Bounding box entries:
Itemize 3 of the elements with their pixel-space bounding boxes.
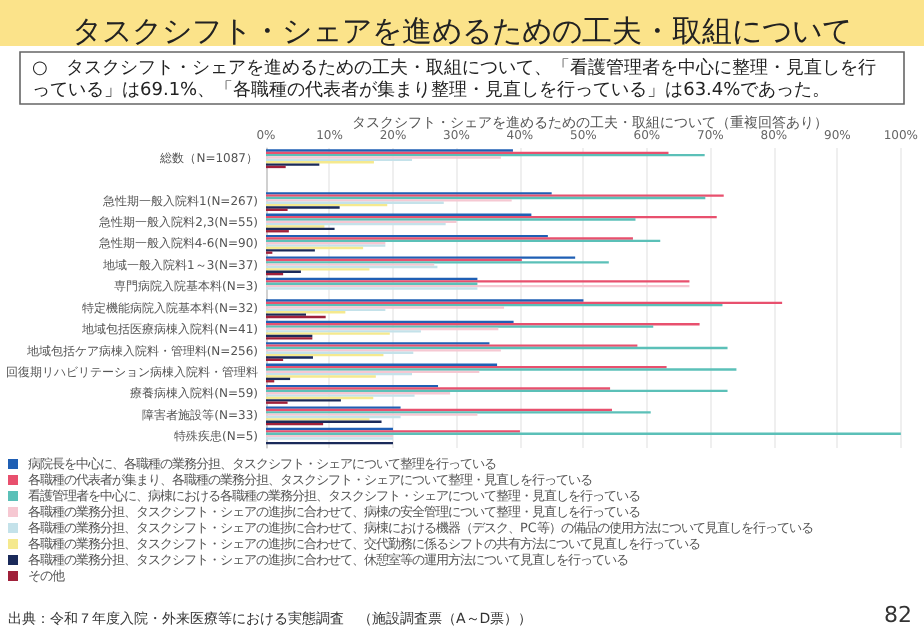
chart-subtitle: ○ タスクシフト・シェアを進めるための工夫・取組について、「看護管理者を中心に整理・見直しを行っている」は69.1%、「各職種の代表者が集まり整理・見直しを行っている」は63.4%であった。: [32, 57, 876, 101]
chart-title: タスクシフト・シェアを進めるための工夫・取組について: [72, 13, 852, 49]
text: 82: [884, 602, 913, 628]
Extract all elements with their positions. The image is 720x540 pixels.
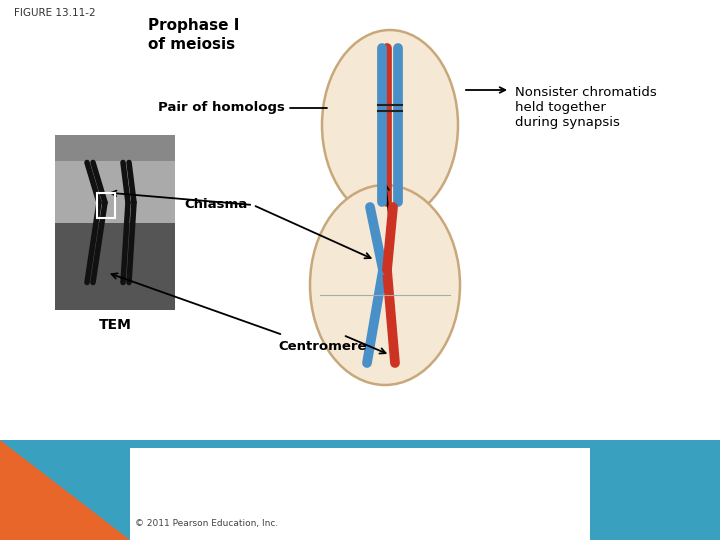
Text: Nonsister chromatids
held together
during synapsis: Nonsister chromatids held together durin… xyxy=(515,86,657,129)
Ellipse shape xyxy=(310,185,460,385)
Text: Prophase I
of meiosis: Prophase I of meiosis xyxy=(148,18,239,52)
Bar xyxy=(55,135,175,161)
Bar xyxy=(55,135,175,310)
Bar xyxy=(0,440,720,540)
Bar xyxy=(590,440,720,540)
Text: TEM: TEM xyxy=(99,318,132,332)
Polygon shape xyxy=(0,440,130,540)
Bar xyxy=(55,161,175,222)
Text: Centromere: Centromere xyxy=(278,340,366,353)
Text: © 2011 Pearson Education, Inc.: © 2011 Pearson Education, Inc. xyxy=(135,519,278,528)
Bar xyxy=(97,192,115,218)
Ellipse shape xyxy=(322,30,458,220)
Text: Chiasma: Chiasma xyxy=(185,199,248,212)
Text: Pair of homologs: Pair of homologs xyxy=(158,102,285,114)
Bar xyxy=(55,222,175,310)
Bar xyxy=(130,448,590,540)
Text: FIGURE 13.11-2: FIGURE 13.11-2 xyxy=(14,8,96,18)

Task objective: Copy the entries above verbatim, beginning at the line that contains "Text: Nonsister chromatids" and ending after the line that contains "Bar xyxy=(55,135,175,161)".

Answer to the problem:
Text: Nonsister chromatids
held together
during synapsis: Nonsister chromatids held together durin… xyxy=(515,86,657,129)
Ellipse shape xyxy=(310,185,460,385)
Text: Prophase I
of meiosis: Prophase I of meiosis xyxy=(148,18,239,52)
Bar xyxy=(55,135,175,161)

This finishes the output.